Dataset excerpt:
--

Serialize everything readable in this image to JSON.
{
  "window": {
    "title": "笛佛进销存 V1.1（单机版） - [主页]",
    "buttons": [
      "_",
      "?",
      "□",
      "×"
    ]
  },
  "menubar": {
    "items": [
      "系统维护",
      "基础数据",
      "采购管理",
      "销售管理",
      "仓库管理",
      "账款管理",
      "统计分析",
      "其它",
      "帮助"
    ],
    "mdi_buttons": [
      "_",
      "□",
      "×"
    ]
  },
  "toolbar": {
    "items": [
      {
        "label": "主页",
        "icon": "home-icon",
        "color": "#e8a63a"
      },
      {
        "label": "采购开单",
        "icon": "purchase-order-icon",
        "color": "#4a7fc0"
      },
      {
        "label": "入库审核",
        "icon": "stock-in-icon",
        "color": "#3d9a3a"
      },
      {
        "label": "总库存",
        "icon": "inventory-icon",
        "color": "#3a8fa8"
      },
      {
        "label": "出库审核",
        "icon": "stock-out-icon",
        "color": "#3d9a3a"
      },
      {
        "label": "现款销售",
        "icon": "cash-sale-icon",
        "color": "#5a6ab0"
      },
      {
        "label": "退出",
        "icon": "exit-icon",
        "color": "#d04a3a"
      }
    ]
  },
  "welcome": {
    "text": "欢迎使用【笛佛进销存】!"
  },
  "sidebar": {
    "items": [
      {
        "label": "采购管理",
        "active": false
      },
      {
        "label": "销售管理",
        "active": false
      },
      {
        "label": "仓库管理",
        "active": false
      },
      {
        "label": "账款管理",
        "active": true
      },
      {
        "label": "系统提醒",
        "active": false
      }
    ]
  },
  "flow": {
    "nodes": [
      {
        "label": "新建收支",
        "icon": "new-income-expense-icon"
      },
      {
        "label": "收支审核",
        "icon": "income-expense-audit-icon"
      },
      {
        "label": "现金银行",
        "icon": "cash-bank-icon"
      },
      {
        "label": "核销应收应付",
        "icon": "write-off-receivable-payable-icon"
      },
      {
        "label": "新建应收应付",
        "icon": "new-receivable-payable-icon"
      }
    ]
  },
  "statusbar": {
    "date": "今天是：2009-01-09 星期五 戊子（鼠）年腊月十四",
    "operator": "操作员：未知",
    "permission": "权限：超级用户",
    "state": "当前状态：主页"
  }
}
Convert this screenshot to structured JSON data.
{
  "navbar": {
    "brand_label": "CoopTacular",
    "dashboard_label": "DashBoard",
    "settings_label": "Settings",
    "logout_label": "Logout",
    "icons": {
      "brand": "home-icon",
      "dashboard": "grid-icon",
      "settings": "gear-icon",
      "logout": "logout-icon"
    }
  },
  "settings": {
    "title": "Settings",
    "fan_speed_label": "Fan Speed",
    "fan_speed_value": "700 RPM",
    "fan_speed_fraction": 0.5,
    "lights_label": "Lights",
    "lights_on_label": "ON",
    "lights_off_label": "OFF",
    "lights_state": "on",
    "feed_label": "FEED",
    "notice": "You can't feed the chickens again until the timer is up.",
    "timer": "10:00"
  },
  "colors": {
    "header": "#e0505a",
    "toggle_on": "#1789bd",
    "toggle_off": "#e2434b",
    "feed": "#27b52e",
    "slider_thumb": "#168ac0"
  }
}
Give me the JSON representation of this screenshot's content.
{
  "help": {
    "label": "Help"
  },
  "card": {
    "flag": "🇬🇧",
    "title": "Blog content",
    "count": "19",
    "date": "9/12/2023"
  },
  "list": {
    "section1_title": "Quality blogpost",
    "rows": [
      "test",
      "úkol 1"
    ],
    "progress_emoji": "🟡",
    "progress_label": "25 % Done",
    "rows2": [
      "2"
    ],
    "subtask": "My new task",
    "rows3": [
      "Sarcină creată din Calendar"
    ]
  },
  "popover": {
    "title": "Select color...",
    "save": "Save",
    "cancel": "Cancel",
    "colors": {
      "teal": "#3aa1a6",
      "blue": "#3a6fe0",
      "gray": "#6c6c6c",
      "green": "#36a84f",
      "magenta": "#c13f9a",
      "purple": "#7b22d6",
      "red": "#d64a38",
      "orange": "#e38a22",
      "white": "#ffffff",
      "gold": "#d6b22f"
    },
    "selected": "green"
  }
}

--

Filter out all lines lacking the word "income" and copy the rest.

        "icon": "new-income-expense-icon"
        "icon": "income-expense-audit-icon"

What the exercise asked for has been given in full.